◆ **Supplied data**:
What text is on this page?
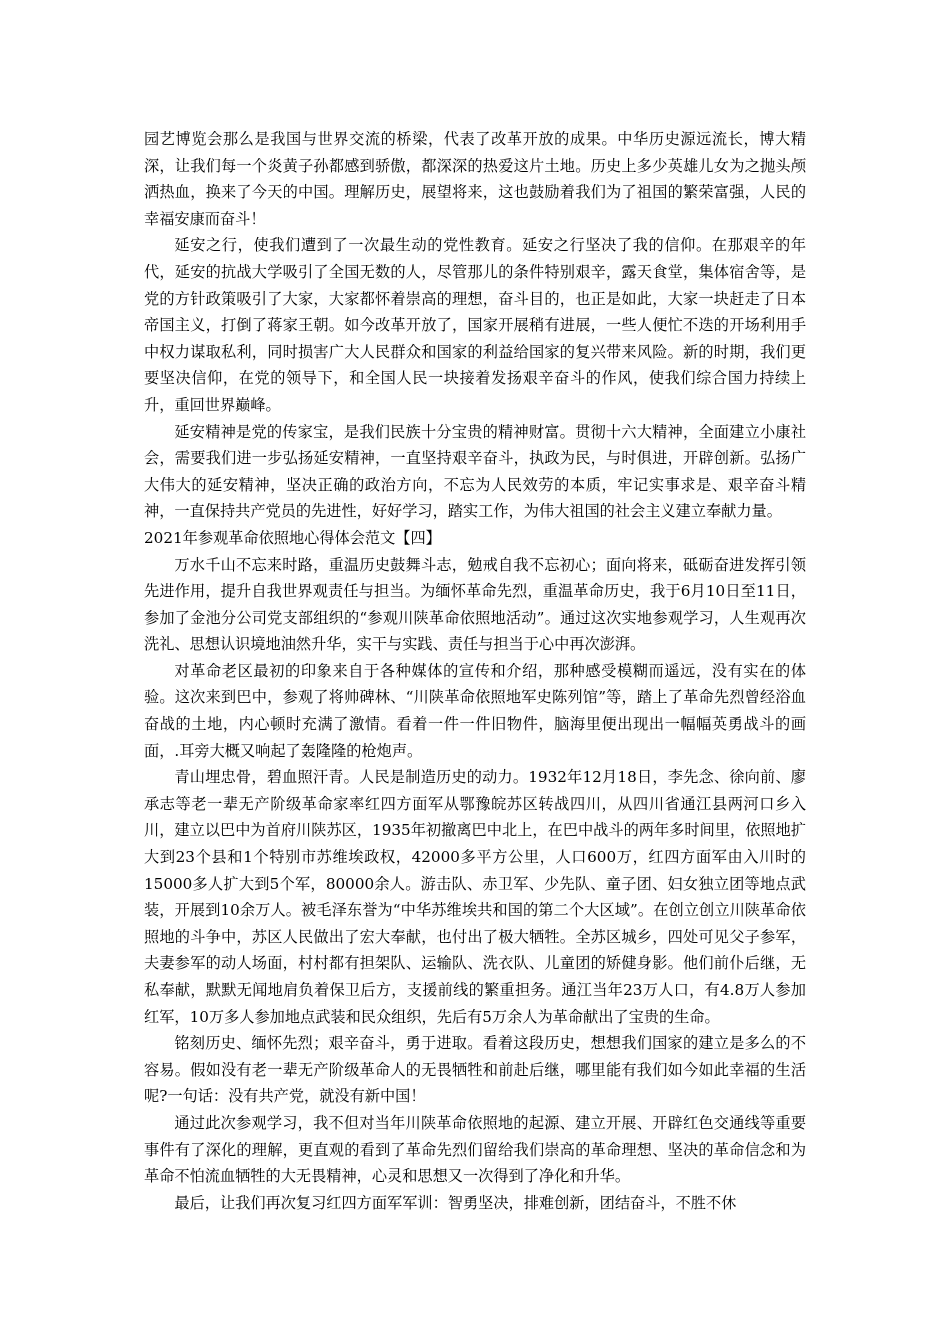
园艺博览会那么是我国与世界交流的桥梁，代表了改革开放的成果。中华历史源远流长，博大精深，让我们每一个炎黄子孙都感到骄傲，都深深的热爱这片土地。历史上多少英雄儿女为之抛头颅洒热血，换来了今天的中国。理解历史，展望将来，这也鼓励着我们为了祖国的繁荣富强，人民的幸福安康而奋斗！

延安之行，使我们遭到了一次最生动的党性教育。延安之行坚决了我的信仰。在那艰辛的年代，延安的抗战大学吸引了全国无数的人，尽管那儿的条件特别艰辛，露天食堂，集体宿舍等，是党的方针政策吸引了大家，大家都怀着崇高的理想，奋斗目的，也正是如此，大家一块赶走了日本帝国主义，打倒了蒋家王朝。如今改革开放了，国家开展稍有进展，一些人便忙不迭的开场利用手中权力谋取私利，同时损害广大人民群众和国家的利益给国家的复兴带来风险。新的时期，我们更要坚决信仰，在党的领导下，和全国人民一块接着发扬艰辛奋斗的作风，使我们综合国力持续上升，重回世界巅峰。

延安精神是党的传家宝，是我们民族十分宝贵的精神财富。贯彻十六大精神，全面建立小康社会，需要我们进一步弘扬延安精神，一直坚持艰辛奋斗，执政为民，与时俱进，开辟创新。弘扬广大伟大的延安精神，坚决正确的政治方向，不忘为人民效劳的本质，牢记实事求是、艰辛奋斗精神，一直保持共产党员的先进性，好好学习，踏实工作，为伟大祖国的社会主义建立奉献力量。

2021年参观革命依照地心得体会范文【四】

万水千山不忘来时路，重温历史鼓舞斗志，勉戒自我不忘初心；面向将来，砥砺奋进发挥引领先进作用，提升自我世界观责任与担当。为缅怀革命先烈，重温革命历史，我于6月10日至11日，参加了金池分公司党支部组织的“参观川陕革命依照地活动”。通过这次实地参观学习，人生观再次洗礼、思想认识境地油然升华，实干与实践、责任与担当于心中再次澎湃。

对革命老区最初的印象来自于各种媒体的宣传和介绍，那种感受模糊而遥远，没有实在的体验。这次来到巴中，参观了将帅碑林、“川陕革命依照地军史陈列馆”等，踏上了革命先烈曾经浴血奋战的土地，内心顿时充满了激情。看着一件一件旧物件，脑海里便出现出一幅幅英勇战斗的画面，.耳旁大概又响起了轰隆隆的枪炮声。

青山埋忠骨，碧血照汗青。人民是制造历史的动力。1932年12月18日，李先念、徐向前、廖承志等老一辈无产阶级革命家率红四方面军从鄂豫皖苏区转战四川，从四川省通江县两河口乡入川，建立以巴中为首府川陕苏区，1935年初撤离巴中北上，在巴中战斗的两年多时间里，依照地扩大到23个县和1个特别市苏维埃政权，42000多平方公里，人口600万，红四方面军由入川时的15000多人扩大到5个军，80000余人。游击队、赤卫军、少先队、童子团、妇女独立团等地点武装，开展到10余万人。被毛泽东誉为“中华苏维埃共和国的第二个大区域”。在创立创立川陕革命依照地的斗争中，苏区人民做出了宏大奉献，也付出了极大牺牲。全苏区城乡，四处可见父子参军，夫妻参军的动人场面，村村都有担架队、运输队、洗衣队、儿童团的矫健身影。他们前仆后继，无私奉献，默默无闻地肩负着保卫后方，支援前线的繁重担务。通江当年23万人口，有4.8万人参加红军，10万多人参加地点武装和民众组织，先后有5万余人为革命献出了宝贵的生命。

铭刻历史、缅怀先烈；艰辛奋斗，勇于进取。看着这段历史，想想我们国家的建立是多么的不容易。假如没有老一辈无产阶级革命人的无畏牺牲和前赴后继，哪里能有我们如今如此幸福的生活呢?一句话：没有共产党，就没有新中国！

通过此次参观学习，我不但对当年川陕革命依照地的起源、建立开展、开辟红色交通线等重要事件有了深化的理解，更直观的看到了革命先烈们留给我们崇高的革命理想、坚决的革命信念和为革命不怕流血牺牲的大无畏精神，心灵和思想又一次得到了净化和升华。

最后，让我们再次复习红四方面军军训：智勇坚决，排难创新，团结奋斗，不胜不休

◆ **What to do**: Extract the entries in full, exactly as they are, minus the pictures.

◆ **Exercise answer**:
What text is on this page?
园艺博览会那么是我国与世界交流的桥梁，代表了改革开放的成果。中华历史源远流长，博大精深，让我们每一个炎黄子孙都感到骄傲，都深深的热爱这片土地。历史上多少英雄儿女为之抛头颅洒热血，换来了今天的中国。理解历史，展望将来，这也鼓励着我们为了祖国的繁荣富强，人民的幸福安康而奋斗！

延安之行，使我们遭到了一次最生动的党性教育。延安之行坚决了我的信仰。在那艰辛的年代，延安的抗战大学吸引了全国无数的人，尽管那儿的条件特别艰辛，露天食堂，集体宿舍等，是党的方针政策吸引了大家，大家都怀着崇高的理想，奋斗目的，也正是如此，大家一块赶走了日本帝国主义，打倒了蒋家王朝。如今改革开放了，国家开展稍有进展，一些人便忙不迭的开场利用手中权力谋取私利，同时损害广大人民群众和国家的利益给国家的复兴带来风险。新的时期，我们更要坚决信仰，在党的领导下，和全国人民一块接着发扬艰辛奋斗的作风，使我们综合国力持续上升，重回世界巅峰。

延安精神是党的传家宝，是我们民族十分宝贵的精神财富。贯彻十六大精神，全面建立小康社会，需要我们进一步弘扬延安精神，一直坚持艰辛奋斗，执政为民，与时俱进，开辟创新。弘扬广大伟大的延安精神，坚决正确的政治方向，不忘为人民效劳的本质，牢记实事求是、艰辛奋斗精神，一直保持共产党员的先进性，好好学习，踏实工作，为伟大祖国的社会主义建立奉献力量。

2021年参观革命依照地心得体会范文【四】

万水千山不忘来时路，重温历史鼓舞斗志，勉戒自我不忘初心；面向将来，砥砺奋进发挥引领先进作用，提升自我世界观责任与担当。为缅怀革命先烈，重温革命历史，我于6月10日至11日，参加了金池分公司党支部组织的“参观川陕革命依照地活动”。通过这次实地参观学习，人生观再次洗礼、思想认识境地油然升华，实干与实践、责任与担当于心中再次澎湃。

对革命老区最初的印象来自于各种媒体的宣传和介绍，那种感受模糊而遥远，没有实在的体验。这次来到巴中，参观了将帅碑林、“川陕革命依照地军史陈列馆”等，踏上了革命先烈曾经浴血奋战的土地，内心顿时充满了激情。看着一件一件旧物件，脑海里便出现出一幅幅英勇战斗的画面，.耳旁大概又响起了轰隆隆的枪炮声。

青山埋忠骨，碧血照汗青。人民是制造历史的动力。1932年12月18日，李先念、徐向前、廖承志等老一辈无产阶级革命家率红四方面军从鄂豫皖苏区转战四川，从四川省通江县两河口乡入川，建立以巴中为首府川陕苏区，1935年初撤离巴中北上，在巴中战斗的两年多时间里，依照地扩大到23个县和1个特别市苏维埃政权，42000多平方公里，人口600万，红四方面军由入川时的15000多人扩大到5个军，80000余人。游击队、赤卫军、少先队、童子团、妇女独立团等地点武装，开展到10余万人。被毛泽东誉为“中华苏维埃共和国的第二个大区域”。在创立创立川陕革命依照地的斗争中，苏区人民做出了宏大奉献，也付出了极大牺牲。全苏区城乡，四处可见父子参军，夫妻参军的动人场面，村村都有担架队、运输队、洗衣队、儿童团的矫健身影。他们前仆后继，无私奉献，默默无闻地肩负着保卫后方，支援前线的繁重担务。通江当年23万人口，有4.8万人参加红军，10万多人参加地点武装和民众组织，先后有5万余人为革命献出了宝贵的生命。

铭刻历史、缅怀先烈；艰辛奋斗，勇于进取。看着这段历史，想想我们国家的建立是多么的不容易。假如没有老一辈无产阶级革命人的无畏牺牲和前赴后继，哪里能有我们如今如此幸福的生活呢?一句话：没有共产党，就没有新中国！

通过此次参观学习，我不但对当年川陕革命依照地的起源、建立开展、开辟红色交通线等重要事件有了深化的理解，更直观的看到了革命先烈们留给我们崇高的革命理想、坚决的革命信念和为革命不怕流血牺牲的大无畏精神，心灵和思想又一次得到了净化和升华。

最后，让我们再次复习红四方面军军训：智勇坚决，排难创新，团结奋斗，不胜不休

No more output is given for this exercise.